Task details: Please decide whether each statement agrees with the article about the Harriet Tubman House, answering yes or no and quoting the words of the article that settle it. (a) The Harriet Tubman House is located in Boston's South End neighborhood. (b) The community center is owned by the City of Boston. (c) The condo deal is worth a few hundred thousand dollars.

Selected text:

---

Public uproar in Boston as Harriet Tubman Community Center makes way for ultramodern condos

Ama Nunoo October 07, 2019
Harriet Tubman, Photo: Daily Mail

Community centres are a haven for the less privileged in society and people attach rich sentimental values to those with rich cultural history.

In Boston a momentous community center named after Harriet Tubman is in the wake of reconstruction following a multi-million-dollar deal looking to put up sleek condos and the locals are not having it.

The predominantly Black residents are manic over the sale and view the deal as a ploy in a larger scheme to gentrify Boston’s black neighborhoods. A move they feel is to “whiten” the community that has seen a reasonable increase in housing prices.

The Harriet Tubman House, a monumental pillar of their community, is located in the city’s South End neighborhood, operated under the ownership of the nonprofit United South End Settlements is home to a number of community organizations whose main goal is to cater to the needs of the deprived residents in Boston.

---

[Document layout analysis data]

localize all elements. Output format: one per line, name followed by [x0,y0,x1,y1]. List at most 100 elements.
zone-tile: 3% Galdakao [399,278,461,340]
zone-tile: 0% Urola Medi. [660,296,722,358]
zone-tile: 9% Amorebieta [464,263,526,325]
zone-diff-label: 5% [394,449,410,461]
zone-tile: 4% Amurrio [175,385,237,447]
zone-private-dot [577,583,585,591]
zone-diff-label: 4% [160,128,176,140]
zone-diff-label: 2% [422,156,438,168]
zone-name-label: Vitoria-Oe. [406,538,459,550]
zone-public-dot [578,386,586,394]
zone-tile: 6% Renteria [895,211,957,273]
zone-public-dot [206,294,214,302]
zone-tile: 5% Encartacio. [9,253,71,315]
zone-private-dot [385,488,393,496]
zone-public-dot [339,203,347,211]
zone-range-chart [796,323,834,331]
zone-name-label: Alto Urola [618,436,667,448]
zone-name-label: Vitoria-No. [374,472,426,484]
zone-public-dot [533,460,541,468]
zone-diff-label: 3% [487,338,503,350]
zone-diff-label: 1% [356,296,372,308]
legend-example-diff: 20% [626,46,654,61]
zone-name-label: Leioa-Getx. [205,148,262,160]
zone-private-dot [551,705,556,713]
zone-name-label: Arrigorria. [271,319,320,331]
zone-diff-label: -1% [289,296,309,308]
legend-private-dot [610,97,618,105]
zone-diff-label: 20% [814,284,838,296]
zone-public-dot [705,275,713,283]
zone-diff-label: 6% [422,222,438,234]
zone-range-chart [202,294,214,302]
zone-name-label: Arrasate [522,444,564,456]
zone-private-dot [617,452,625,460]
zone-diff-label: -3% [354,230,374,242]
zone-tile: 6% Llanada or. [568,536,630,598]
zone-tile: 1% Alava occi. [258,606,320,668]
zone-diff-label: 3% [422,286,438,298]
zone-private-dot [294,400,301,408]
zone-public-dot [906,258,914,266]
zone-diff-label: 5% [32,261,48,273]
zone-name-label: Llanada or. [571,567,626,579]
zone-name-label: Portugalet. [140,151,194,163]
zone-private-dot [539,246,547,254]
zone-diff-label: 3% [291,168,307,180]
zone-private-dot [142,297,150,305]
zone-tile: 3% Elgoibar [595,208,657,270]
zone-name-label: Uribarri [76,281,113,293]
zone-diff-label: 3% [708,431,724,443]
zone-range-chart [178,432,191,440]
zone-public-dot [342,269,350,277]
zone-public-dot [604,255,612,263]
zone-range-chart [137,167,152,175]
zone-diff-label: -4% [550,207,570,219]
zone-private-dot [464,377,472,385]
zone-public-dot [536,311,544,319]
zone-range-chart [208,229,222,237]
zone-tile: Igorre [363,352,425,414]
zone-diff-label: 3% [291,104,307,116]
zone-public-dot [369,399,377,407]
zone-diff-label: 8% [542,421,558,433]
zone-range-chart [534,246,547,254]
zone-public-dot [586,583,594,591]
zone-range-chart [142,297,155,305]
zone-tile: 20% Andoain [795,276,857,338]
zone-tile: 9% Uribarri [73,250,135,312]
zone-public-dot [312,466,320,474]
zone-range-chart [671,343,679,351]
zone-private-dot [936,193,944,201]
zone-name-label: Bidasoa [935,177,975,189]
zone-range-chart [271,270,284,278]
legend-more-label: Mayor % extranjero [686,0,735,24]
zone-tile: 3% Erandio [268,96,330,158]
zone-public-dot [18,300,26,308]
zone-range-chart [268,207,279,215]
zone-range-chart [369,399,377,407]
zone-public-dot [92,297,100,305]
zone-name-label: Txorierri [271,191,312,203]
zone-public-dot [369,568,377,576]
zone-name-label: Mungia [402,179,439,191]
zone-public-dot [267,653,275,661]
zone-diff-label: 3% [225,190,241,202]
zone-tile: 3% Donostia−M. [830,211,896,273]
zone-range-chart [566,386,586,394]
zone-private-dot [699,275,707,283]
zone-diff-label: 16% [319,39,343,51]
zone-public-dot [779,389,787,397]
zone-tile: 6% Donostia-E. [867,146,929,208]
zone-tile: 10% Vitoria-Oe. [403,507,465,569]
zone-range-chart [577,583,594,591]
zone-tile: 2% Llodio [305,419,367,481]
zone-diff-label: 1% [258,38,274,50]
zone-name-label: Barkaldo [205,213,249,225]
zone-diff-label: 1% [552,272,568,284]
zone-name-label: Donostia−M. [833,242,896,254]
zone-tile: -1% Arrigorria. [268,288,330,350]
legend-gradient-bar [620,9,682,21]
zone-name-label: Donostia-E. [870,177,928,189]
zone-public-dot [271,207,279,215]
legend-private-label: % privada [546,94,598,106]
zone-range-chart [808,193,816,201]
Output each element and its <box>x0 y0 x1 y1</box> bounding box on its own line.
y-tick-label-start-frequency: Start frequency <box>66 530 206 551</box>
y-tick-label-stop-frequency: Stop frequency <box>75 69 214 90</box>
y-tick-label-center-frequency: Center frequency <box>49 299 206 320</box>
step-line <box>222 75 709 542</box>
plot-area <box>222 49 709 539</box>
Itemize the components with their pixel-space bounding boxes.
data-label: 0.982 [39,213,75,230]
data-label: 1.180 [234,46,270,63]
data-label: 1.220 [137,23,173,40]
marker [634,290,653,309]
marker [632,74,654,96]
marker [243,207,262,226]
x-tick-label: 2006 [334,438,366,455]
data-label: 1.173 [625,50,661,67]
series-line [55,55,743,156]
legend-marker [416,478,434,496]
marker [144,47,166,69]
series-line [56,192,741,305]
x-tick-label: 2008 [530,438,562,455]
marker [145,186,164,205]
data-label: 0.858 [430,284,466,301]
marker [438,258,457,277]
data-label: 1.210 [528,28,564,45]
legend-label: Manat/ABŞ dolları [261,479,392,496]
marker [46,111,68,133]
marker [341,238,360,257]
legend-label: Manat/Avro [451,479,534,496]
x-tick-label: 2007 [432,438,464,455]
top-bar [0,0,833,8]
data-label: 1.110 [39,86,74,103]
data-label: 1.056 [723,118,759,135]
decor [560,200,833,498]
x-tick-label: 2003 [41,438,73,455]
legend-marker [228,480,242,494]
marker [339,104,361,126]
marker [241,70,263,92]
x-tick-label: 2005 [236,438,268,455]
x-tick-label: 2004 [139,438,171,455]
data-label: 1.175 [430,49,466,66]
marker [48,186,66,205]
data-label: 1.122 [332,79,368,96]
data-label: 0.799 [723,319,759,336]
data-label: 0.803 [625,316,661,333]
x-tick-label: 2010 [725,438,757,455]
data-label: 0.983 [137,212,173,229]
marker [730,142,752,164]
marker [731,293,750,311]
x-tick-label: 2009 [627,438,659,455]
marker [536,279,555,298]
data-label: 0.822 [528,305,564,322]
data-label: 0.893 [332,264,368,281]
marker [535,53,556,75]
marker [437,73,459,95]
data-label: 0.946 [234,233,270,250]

---

Output below:
(a) Yes: "is located in the city’s South End neighborhood"
(b) No: "operated under the ownership of the nonprofit United South End Settlements"
(c) No: "a multi-million-dollar deal"